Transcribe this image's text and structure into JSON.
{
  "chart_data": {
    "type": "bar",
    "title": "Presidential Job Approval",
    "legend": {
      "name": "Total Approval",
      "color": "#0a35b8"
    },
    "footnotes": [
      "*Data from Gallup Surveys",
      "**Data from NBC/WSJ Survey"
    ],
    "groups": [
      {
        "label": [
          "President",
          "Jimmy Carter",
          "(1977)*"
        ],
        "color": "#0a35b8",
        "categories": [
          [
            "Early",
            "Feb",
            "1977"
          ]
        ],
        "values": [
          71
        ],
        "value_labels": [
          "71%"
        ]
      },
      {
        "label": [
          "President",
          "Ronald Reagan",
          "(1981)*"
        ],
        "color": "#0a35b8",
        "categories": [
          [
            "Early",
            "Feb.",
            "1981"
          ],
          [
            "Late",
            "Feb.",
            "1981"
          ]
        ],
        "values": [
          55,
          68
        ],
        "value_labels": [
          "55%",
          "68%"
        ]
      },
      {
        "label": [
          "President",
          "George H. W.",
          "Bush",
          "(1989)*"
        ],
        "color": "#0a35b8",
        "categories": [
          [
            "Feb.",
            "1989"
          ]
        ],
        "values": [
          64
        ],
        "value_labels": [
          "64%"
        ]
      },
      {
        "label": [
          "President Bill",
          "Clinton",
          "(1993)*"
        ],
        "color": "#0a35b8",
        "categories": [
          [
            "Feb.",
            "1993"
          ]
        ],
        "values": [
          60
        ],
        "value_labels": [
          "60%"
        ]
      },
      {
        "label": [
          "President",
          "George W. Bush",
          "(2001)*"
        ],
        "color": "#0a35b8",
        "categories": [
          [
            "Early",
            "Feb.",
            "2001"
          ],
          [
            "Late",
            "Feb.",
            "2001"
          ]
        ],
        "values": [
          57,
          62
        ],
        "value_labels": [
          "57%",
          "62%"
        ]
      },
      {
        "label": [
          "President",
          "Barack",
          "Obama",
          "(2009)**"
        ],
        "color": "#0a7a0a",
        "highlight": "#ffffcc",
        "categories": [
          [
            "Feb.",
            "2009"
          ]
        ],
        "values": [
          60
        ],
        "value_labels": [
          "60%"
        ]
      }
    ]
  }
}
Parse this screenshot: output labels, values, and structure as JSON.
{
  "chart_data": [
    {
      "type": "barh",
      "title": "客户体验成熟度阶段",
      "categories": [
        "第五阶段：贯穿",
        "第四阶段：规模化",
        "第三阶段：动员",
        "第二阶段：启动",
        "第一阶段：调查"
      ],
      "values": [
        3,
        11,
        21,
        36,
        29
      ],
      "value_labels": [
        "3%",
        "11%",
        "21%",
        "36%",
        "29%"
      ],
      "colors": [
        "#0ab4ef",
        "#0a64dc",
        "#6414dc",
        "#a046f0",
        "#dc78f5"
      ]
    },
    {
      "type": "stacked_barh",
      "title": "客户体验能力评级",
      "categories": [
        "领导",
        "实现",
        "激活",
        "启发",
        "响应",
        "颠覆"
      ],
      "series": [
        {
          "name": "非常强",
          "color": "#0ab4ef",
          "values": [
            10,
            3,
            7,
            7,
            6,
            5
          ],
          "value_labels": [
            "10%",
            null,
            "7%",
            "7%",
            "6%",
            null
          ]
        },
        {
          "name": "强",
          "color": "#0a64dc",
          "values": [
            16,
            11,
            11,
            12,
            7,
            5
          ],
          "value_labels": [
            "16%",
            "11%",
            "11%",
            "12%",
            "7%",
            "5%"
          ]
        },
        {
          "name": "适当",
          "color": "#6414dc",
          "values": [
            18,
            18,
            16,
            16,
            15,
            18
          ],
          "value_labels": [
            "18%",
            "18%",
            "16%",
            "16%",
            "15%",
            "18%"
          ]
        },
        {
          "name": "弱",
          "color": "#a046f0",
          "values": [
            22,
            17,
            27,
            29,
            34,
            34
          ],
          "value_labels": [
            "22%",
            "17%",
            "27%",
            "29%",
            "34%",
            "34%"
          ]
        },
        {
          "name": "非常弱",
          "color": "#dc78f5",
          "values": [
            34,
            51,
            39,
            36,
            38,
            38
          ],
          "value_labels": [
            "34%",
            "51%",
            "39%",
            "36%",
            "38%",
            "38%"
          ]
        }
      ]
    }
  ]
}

WHAT TO WORK ON — Reproduce the data in full, exactly as presented.

RESPONSE —
Transcribe this image's text and structure into JSON.
{
  "chart_data": {
    "type": "bar",
    "title": "Presidential Job Approval",
    "legend": {
      "name": "Total Approval",
      "color": "#0a35b8"
    },
    "footnotes": [
      "*Data from Gallup Surveys",
      "**Data from NBC/WSJ Survey"
    ],
    "groups": [
      {
        "label": [
          "President",
          "Jimmy Carter",
          "(1977)*"
        ],
        "color": "#0a35b8",
        "categories": [
          [
            "Early",
            "Feb",
            "1977"
          ]
        ],
        "values": [
          71
        ],
        "value_labels": [
          "71%"
        ]
      },
      {
        "label": [
          "President",
          "Ronald Reagan",
          "(1981)*"
        ],
        "color": "#0a35b8",
        "categories": [
          [
            "Early",
            "Feb.",
            "1981"
          ],
          [
            "Late",
            "Feb.",
            "1981"
          ]
        ],
        "values": [
          55,
          68
        ],
        "value_labels": [
          "55%",
          "68%"
        ]
      },
      {
        "label": [
          "President",
          "George H. W.",
          "Bush",
          "(1989)*"
        ],
        "color": "#0a35b8",
        "categories": [
          [
            "Feb.",
            "1989"
          ]
        ],
        "values": [
          64
        ],
        "value_labels": [
          "64%"
        ]
      },
      {
        "label": [
          "President Bill",
          "Clinton",
          "(1993)*"
        ],
        "color": "#0a35b8",
        "categories": [
          [
            "Feb.",
            "1993"
          ]
        ],
        "values": [
          60
        ],
        "value_labels": [
          "60%"
        ]
      },
      {
        "label": [
          "President",
          "George W. Bush",
          "(2001)*"
        ],
        "color": "#0a35b8",
        "categories": [
          [
            "Early",
            "Feb.",
            "2001"
          ],
          [
            "Late",
            "Feb.",
            "2001"
          ]
        ],
        "values": [
          57,
          62
        ],
        "value_labels": [
          "57%",
          "62%"
        ]
      },
      {
        "label": [
          "President",
          "Barack",
          "Obama",
          "(2009)**"
        ],
        "color": "#0a7a0a",
        "highlight": "#ffffcc",
        "categories": [
          [
            "Feb.",
            "2009"
          ]
        ],
        "values": [
          60
        ],
        "value_labels": [
          "60%"
        ]
      }
    ]
  }
}
Parse this screenshot: output labels, values, and structure as JSON.
{
  "chart_data": [
    {
      "type": "barh",
      "title": "客户体验成熟度阶段",
      "categories": [
        "第五阶段：贯穿",
        "第四阶段：规模化",
        "第三阶段：动员",
        "第二阶段：启动",
        "第一阶段：调查"
      ],
      "values": [
        3,
        11,
        21,
        36,
        29
      ],
      "value_labels": [
        "3%",
        "11%",
        "21%",
        "36%",
        "29%"
      ],
      "colors": [
        "#0ab4ef",
        "#0a64dc",
        "#6414dc",
        "#a046f0",
        "#dc78f5"
      ]
    },
    {
      "type": "stacked_barh",
      "title": "客户体验能力评级",
      "categories": [
        "领导",
        "实现",
        "激活",
        "启发",
        "响应",
        "颠覆"
      ],
      "series": [
        {
          "name": "非常强",
          "color": "#0ab4ef",
          "values": [
            10,
            3,
            7,
            7,
            6,
            5
          ],
          "value_labels": [
            "10%",
            null,
            "7%",
            "7%",
            "6%",
            null
          ]
        },
        {
          "name": "强",
          "color": "#0a64dc",
          "values": [
            16,
            11,
            11,
            12,
            7,
            5
          ],
          "value_labels": [
            "16%",
            "11%",
            "11%",
            "12%",
            "7%",
            "5%"
          ]
        },
        {
          "name": "适当",
          "color": "#6414dc",
          "values": [
            18,
            18,
            16,
            16,
            15,
            18
          ],
          "value_labels": [
            "18%",
            "18%",
            "16%",
            "16%",
            "15%",
            "18%"
          ]
        },
        {
          "name": "弱",
          "color": "#a046f0",
          "values": [
            22,
            17,
            27,
            29,
            34,
            34
          ],
          "value_labels": [
            "22%",
            "17%",
            "27%",
            "29%",
            "34%",
            "34%"
          ]
        },
        {
          "name": "非常弱",
          "color": "#dc78f5",
          "values": [
            34,
            51,
            39,
            36,
            38,
            38
          ],
          "value_labels": [
            "34%",
            "51%",
            "39%",
            "36%",
            "38%",
            "38%"
          ]
        }
      ]
    }
  ]
}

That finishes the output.